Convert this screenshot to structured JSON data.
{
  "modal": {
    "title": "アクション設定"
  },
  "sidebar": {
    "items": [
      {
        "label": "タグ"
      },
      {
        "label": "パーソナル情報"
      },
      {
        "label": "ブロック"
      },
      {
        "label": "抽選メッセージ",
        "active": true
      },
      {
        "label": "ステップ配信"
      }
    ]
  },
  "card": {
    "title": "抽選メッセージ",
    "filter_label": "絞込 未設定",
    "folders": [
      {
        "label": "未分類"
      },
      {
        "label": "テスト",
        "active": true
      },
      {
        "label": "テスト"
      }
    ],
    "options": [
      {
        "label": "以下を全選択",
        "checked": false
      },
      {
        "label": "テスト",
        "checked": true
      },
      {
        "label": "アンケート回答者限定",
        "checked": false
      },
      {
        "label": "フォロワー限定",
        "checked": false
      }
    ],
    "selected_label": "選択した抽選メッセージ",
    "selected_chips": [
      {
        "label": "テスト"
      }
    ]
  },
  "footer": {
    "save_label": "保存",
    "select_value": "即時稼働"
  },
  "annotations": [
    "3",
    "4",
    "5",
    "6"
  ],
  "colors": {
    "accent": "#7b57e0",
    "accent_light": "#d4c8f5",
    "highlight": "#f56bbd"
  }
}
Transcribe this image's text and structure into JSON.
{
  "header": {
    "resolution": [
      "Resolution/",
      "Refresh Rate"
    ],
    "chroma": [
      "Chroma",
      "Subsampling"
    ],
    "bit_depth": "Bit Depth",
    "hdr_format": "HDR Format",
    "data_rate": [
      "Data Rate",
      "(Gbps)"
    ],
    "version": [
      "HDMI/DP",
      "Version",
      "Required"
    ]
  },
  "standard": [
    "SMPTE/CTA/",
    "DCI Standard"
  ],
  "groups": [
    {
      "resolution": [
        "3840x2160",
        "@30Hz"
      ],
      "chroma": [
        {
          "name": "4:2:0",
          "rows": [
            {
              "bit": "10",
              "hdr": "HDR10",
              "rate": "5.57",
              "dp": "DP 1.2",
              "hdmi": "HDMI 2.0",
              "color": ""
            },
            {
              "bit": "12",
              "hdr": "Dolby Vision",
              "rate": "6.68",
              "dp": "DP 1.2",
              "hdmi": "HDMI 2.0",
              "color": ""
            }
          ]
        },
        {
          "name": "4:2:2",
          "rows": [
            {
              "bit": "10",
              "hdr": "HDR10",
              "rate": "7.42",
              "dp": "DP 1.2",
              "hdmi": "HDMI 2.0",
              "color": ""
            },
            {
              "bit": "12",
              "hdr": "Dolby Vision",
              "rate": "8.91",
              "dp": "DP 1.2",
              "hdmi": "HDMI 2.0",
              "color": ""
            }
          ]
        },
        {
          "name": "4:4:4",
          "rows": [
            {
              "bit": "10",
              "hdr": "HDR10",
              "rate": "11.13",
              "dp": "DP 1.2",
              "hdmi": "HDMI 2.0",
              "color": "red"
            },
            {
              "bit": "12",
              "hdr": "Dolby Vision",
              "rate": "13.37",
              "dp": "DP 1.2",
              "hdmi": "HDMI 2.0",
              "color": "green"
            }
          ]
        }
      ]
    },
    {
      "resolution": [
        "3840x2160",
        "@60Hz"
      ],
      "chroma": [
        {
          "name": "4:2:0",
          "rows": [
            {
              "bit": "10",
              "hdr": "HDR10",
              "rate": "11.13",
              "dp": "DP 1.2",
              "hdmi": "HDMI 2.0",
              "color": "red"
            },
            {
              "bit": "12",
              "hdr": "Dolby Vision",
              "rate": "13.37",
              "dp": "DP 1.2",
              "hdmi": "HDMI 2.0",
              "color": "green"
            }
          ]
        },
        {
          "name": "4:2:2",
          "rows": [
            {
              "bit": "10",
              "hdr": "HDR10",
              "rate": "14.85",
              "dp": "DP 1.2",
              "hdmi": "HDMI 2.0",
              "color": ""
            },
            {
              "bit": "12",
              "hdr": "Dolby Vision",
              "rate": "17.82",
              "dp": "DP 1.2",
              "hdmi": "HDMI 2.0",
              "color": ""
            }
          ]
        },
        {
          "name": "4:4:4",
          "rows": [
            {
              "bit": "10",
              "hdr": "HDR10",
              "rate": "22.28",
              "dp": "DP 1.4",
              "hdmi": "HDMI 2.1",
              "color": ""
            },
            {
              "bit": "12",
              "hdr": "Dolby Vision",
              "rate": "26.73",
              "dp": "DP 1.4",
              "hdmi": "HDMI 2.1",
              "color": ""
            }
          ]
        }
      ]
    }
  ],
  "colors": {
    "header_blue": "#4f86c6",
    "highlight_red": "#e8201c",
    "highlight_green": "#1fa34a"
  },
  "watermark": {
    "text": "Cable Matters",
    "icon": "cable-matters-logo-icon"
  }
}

──────────

All of the material above needs to be copied exactly.

◆ **SOLUTION BELOW**:
Convert this screenshot to structured JSON data.
{
  "modal": {
    "title": "アクション設定"
  },
  "sidebar": {
    "items": [
      {
        "label": "タグ"
      },
      {
        "label": "パーソナル情報"
      },
      {
        "label": "ブロック"
      },
      {
        "label": "抽選メッセージ",
        "active": true
      },
      {
        "label": "ステップ配信"
      }
    ]
  },
  "card": {
    "title": "抽選メッセージ",
    "filter_label": "絞込 未設定",
    "folders": [
      {
        "label": "未分類"
      },
      {
        "label": "テスト",
        "active": true
      },
      {
        "label": "テスト"
      }
    ],
    "options": [
      {
        "label": "以下を全選択",
        "checked": false
      },
      {
        "label": "テスト",
        "checked": true
      },
      {
        "label": "アンケート回答者限定",
        "checked": false
      },
      {
        "label": "フォロワー限定",
        "checked": false
      }
    ],
    "selected_label": "選択した抽選メッセージ",
    "selected_chips": [
      {
        "label": "テスト"
      }
    ]
  },
  "footer": {
    "save_label": "保存",
    "select_value": "即時稼働"
  },
  "annotations": [
    "3",
    "4",
    "5",
    "6"
  ],
  "colors": {
    "accent": "#7b57e0",
    "accent_light": "#d4c8f5",
    "highlight": "#f56bbd"
  }
}
Transcribe this image's text and structure into JSON.
{
  "header": {
    "resolution": [
      "Resolution/",
      "Refresh Rate"
    ],
    "chroma": [
      "Chroma",
      "Subsampling"
    ],
    "bit_depth": "Bit Depth",
    "hdr_format": "HDR Format",
    "data_rate": [
      "Data Rate",
      "(Gbps)"
    ],
    "version": [
      "HDMI/DP",
      "Version",
      "Required"
    ]
  },
  "standard": [
    "SMPTE/CTA/",
    "DCI Standard"
  ],
  "groups": [
    {
      "resolution": [
        "3840x2160",
        "@30Hz"
      ],
      "chroma": [
        {
          "name": "4:2:0",
          "rows": [
            {
              "bit": "10",
              "hdr": "HDR10",
              "rate": "5.57",
              "dp": "DP 1.2",
              "hdmi": "HDMI 2.0",
              "color": ""
            },
            {
              "bit": "12",
              "hdr": "Dolby Vision",
              "rate": "6.68",
              "dp": "DP 1.2",
              "hdmi": "HDMI 2.0",
              "color": ""
            }
          ]
        },
        {
          "name": "4:2:2",
          "rows": [
            {
              "bit": "10",
              "hdr": "HDR10",
              "rate": "7.42",
              "dp": "DP 1.2",
              "hdmi": "HDMI 2.0",
              "color": ""
            },
            {
              "bit": "12",
              "hdr": "Dolby Vision",
              "rate": "8.91",
              "dp": "DP 1.2",
              "hdmi": "HDMI 2.0",
              "color": ""
            }
          ]
        },
        {
          "name": "4:4:4",
          "rows": [
            {
              "bit": "10",
              "hdr": "HDR10",
              "rate": "11.13",
              "dp": "DP 1.2",
              "hdmi": "HDMI 2.0",
              "color": "red"
            },
            {
              "bit": "12",
              "hdr": "Dolby Vision",
              "rate": "13.37",
              "dp": "DP 1.2",
              "hdmi": "HDMI 2.0",
              "color": "green"
            }
          ]
        }
      ]
    },
    {
      "resolution": [
        "3840x2160",
        "@60Hz"
      ],
      "chroma": [
        {
          "name": "4:2:0",
          "rows": [
            {
              "bit": "10",
              "hdr": "HDR10",
              "rate": "11.13",
              "dp": "DP 1.2",
              "hdmi": "HDMI 2.0",
              "color": "red"
            },
            {
              "bit": "12",
              "hdr": "Dolby Vision",
              "rate": "13.37",
              "dp": "DP 1.2",
              "hdmi": "HDMI 2.0",
              "color": "green"
            }
          ]
        },
        {
          "name": "4:2:2",
          "rows": [
            {
              "bit": "10",
              "hdr": "HDR10",
              "rate": "14.85",
              "dp": "DP 1.2",
              "hdmi": "HDMI 2.0",
              "color": ""
            },
            {
              "bit": "12",
              "hdr": "Dolby Vision",
              "rate": "17.82",
              "dp": "DP 1.2",
              "hdmi": "HDMI 2.0",
              "color": ""
            }
          ]
        },
        {
          "name": "4:4:4",
          "rows": [
            {
              "bit": "10",
              "hdr": "HDR10",
              "rate": "22.28",
              "dp": "DP 1.4",
              "hdmi": "HDMI 2.1",
              "color": ""
            },
            {
              "bit": "12",
              "hdr": "Dolby Vision",
              "rate": "26.73",
              "dp": "DP 1.4",
              "hdmi": "HDMI 2.1",
              "color": ""
            }
          ]
        }
      ]
    }
  ],
  "colors": {
    "header_blue": "#4f86c6",
    "highlight_red": "#e8201c",
    "highlight_green": "#1fa34a"
  },
  "watermark": {
    "text": "Cable Matters",
    "icon": "cable-matters-logo-icon"
  }
}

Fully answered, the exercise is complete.